**EXERCISE BRIEF**
Locate each line holding the string "六个方面" and copy it.

**Records from a data collection**
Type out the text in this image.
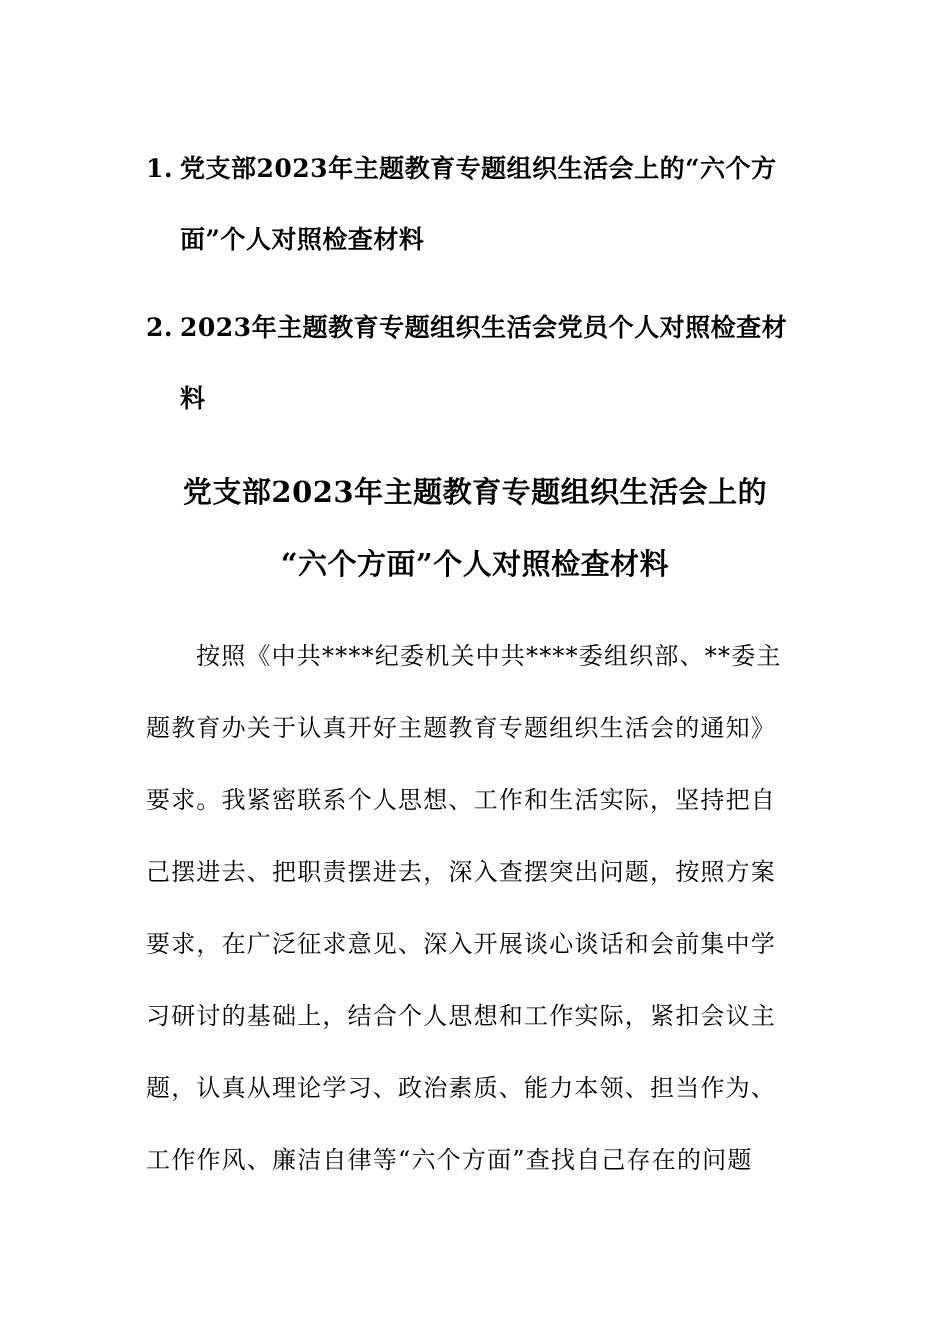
1. 党支部2023年主题教育专题组织生活会上的“六个方
面”个人对照检查材料
2. 2023年主题教育专题组织生活会党员个人对照检查材
料
党支部2023年主题教育专题组织生活会上的
“六个方面”个人对照检查材料
按照《中共****纪委机关中共****委组织部、**委主
题教育办关于认真开好主题教育专题组织生活会的通知》
要求。我紧密联系个人思想、工作和生活实际，坚持把自
己摆进去、把职责摆进去，深入查摆突出问题，按照方案
要求，在广泛征求意见、深入开展谈心谈话和会前集中学
习研讨的基础上，结合个人思想和工作实际，紧扣会议主
题，认真从理论学习、政治素质、能力本领、担当作为、
工作作风、廉洁自律等“六个方面”查找自己存在的问题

**EXERCISE SOLUTION**
“六个方面”个人对照检查材料
工作作风、廉洁自律等“六个方面”查找自己存在的问题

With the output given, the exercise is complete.